* Aim of the exercise *
Take the line that contains "What's the underlying" as the first line and the final line of the records as the last; return exactly those lines and the lines between.
★ ★ ★ ★ ★
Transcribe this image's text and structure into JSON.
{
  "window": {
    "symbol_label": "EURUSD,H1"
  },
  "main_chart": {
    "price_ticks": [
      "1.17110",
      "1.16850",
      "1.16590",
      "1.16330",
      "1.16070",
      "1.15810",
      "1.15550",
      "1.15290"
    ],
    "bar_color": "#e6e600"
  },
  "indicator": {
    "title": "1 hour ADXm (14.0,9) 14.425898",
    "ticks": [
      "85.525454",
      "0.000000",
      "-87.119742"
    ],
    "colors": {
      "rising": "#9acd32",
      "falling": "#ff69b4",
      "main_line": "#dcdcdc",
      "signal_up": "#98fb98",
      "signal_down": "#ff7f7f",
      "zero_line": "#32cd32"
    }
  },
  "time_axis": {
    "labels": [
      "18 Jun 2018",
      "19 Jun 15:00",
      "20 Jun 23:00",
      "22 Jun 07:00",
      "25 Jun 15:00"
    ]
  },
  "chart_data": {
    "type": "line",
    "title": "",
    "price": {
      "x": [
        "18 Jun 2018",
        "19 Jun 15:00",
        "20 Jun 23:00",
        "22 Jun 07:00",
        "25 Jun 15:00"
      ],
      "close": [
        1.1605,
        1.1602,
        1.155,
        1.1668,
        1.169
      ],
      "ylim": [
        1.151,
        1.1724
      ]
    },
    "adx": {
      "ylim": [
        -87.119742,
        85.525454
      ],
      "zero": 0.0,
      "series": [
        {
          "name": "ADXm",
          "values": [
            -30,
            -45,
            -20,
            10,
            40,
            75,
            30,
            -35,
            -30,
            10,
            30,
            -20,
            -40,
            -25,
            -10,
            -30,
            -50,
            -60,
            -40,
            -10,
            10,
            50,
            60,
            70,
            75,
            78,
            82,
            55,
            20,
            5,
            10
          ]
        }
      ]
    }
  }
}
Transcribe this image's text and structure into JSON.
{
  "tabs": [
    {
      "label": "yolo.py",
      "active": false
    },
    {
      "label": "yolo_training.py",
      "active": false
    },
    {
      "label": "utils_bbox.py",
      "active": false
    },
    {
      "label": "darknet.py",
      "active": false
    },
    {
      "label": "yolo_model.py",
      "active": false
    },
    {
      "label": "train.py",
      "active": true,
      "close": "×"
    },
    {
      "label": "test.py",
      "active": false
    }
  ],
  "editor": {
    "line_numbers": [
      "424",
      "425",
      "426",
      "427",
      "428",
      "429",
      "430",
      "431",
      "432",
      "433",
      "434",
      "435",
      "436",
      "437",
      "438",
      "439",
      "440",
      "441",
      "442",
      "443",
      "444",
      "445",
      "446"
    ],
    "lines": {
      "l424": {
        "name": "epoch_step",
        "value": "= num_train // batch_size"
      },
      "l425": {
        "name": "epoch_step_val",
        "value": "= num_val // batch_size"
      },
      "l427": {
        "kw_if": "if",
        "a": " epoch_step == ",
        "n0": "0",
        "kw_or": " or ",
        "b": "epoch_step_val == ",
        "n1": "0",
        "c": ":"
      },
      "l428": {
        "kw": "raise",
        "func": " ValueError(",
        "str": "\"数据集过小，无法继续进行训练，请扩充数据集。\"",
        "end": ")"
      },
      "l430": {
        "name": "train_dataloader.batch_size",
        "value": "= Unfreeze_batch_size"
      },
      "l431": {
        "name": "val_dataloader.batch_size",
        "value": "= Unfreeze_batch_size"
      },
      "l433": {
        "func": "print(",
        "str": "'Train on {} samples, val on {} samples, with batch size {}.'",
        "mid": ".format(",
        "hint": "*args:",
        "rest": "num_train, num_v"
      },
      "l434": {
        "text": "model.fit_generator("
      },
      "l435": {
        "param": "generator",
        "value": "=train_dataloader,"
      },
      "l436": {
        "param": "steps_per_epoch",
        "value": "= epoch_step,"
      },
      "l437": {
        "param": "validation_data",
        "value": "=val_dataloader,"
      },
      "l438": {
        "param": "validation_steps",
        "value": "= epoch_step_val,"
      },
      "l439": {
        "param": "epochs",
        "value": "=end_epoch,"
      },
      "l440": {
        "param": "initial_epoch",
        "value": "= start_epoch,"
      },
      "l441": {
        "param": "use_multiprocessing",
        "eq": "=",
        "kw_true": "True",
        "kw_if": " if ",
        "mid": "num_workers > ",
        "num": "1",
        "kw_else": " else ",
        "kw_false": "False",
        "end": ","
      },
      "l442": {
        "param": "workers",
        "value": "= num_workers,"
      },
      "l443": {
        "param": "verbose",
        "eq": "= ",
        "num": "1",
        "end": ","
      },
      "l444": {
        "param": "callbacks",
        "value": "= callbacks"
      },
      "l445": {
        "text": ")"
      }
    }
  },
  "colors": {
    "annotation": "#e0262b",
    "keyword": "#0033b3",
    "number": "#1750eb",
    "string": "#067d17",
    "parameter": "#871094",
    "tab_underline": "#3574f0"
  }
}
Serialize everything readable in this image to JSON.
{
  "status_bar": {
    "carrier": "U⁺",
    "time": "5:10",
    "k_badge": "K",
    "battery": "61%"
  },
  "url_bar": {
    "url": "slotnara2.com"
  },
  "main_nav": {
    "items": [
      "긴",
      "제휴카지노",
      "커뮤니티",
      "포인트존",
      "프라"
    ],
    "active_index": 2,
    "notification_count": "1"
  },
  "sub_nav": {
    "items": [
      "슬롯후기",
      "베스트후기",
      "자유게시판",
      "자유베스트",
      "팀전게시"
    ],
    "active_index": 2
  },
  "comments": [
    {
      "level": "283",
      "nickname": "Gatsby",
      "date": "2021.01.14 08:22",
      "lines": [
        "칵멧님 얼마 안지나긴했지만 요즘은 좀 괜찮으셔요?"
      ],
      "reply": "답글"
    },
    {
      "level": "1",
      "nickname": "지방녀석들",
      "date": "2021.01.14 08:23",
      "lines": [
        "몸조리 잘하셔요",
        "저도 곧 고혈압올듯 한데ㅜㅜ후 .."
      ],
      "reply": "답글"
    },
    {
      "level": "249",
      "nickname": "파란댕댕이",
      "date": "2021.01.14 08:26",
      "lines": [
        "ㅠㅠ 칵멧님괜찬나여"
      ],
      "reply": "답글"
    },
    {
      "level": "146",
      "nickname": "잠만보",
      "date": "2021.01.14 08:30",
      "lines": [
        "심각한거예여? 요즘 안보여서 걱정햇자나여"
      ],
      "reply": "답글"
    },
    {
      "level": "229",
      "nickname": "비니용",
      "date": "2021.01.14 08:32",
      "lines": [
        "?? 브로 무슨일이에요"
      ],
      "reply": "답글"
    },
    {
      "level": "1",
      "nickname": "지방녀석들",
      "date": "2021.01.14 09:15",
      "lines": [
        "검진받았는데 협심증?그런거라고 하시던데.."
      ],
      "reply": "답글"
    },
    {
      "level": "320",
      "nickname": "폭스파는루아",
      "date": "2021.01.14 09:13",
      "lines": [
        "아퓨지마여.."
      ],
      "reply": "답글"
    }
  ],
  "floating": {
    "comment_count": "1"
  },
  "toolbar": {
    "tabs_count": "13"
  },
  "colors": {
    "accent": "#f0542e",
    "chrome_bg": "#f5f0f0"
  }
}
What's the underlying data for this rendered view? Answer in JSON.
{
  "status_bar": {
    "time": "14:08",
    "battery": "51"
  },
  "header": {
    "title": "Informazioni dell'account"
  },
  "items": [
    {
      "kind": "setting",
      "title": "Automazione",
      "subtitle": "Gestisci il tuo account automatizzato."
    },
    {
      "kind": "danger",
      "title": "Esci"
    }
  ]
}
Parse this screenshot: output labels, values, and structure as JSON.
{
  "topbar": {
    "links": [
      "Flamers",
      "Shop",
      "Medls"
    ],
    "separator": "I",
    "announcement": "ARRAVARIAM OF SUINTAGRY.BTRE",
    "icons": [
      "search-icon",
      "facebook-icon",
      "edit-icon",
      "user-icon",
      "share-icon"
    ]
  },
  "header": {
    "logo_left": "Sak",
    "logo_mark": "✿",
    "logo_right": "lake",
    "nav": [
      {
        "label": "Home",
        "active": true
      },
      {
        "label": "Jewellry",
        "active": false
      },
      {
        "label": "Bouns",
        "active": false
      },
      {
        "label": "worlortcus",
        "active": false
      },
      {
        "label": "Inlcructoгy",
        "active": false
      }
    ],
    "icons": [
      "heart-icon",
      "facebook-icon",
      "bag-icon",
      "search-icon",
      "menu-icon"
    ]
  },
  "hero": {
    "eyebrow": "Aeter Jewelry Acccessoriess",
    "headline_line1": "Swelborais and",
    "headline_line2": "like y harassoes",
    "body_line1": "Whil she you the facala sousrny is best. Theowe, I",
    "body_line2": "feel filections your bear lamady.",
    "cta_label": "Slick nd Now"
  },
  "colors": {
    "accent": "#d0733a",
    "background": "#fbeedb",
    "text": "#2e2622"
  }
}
★ ★ ★ ★ ★
* Solution to the problem *
What's the underlying data for this rendered view? Answer in JSON.
{
  "status_bar": {
    "time": "14:08",
    "battery": "51"
  },
  "header": {
    "title": "Informazioni dell'account"
  },
  "items": [
    {
      "kind": "setting",
      "title": "Automazione",
      "subtitle": "Gestisci il tuo account automatizzato."
    },
    {
      "kind": "danger",
      "title": "Esci"
    }
  ]
}
Parse this screenshot: output labels, values, and structure as JSON.
{
  "topbar": {
    "links": [
      "Flamers",
      "Shop",
      "Medls"
    ],
    "separator": "I",
    "announcement": "ARRAVARIAM OF SUINTAGRY.BTRE",
    "icons": [
      "search-icon",
      "facebook-icon",
      "edit-icon",
      "user-icon",
      "share-icon"
    ]
  },
  "header": {
    "logo_left": "Sak",
    "logo_mark": "✿",
    "logo_right": "lake",
    "nav": [
      {
        "label": "Home",
        "active": true
      },
      {
        "label": "Jewellry",
        "active": false
      },
      {
        "label": "Bouns",
        "active": false
      },
      {
        "label": "worlortcus",
        "active": false
      },
      {
        "label": "Inlcructoгy",
        "active": false
      }
    ],
    "icons": [
      "heart-icon",
      "facebook-icon",
      "bag-icon",
      "search-icon",
      "menu-icon"
    ]
  },
  "hero": {
    "eyebrow": "Aeter Jewelry Acccessoriess",
    "headline_line1": "Swelborais and",
    "headline_line2": "like y harassoes",
    "body_line1": "Whil she you the facala sousrny is best. Theowe, I",
    "body_line2": "feel filections your bear lamady.",
    "cta_label": "Slick nd Now"
  },
  "colors": {
    "accent": "#d0733a",
    "background": "#fbeedb",
    "text": "#2e2622"
  }
}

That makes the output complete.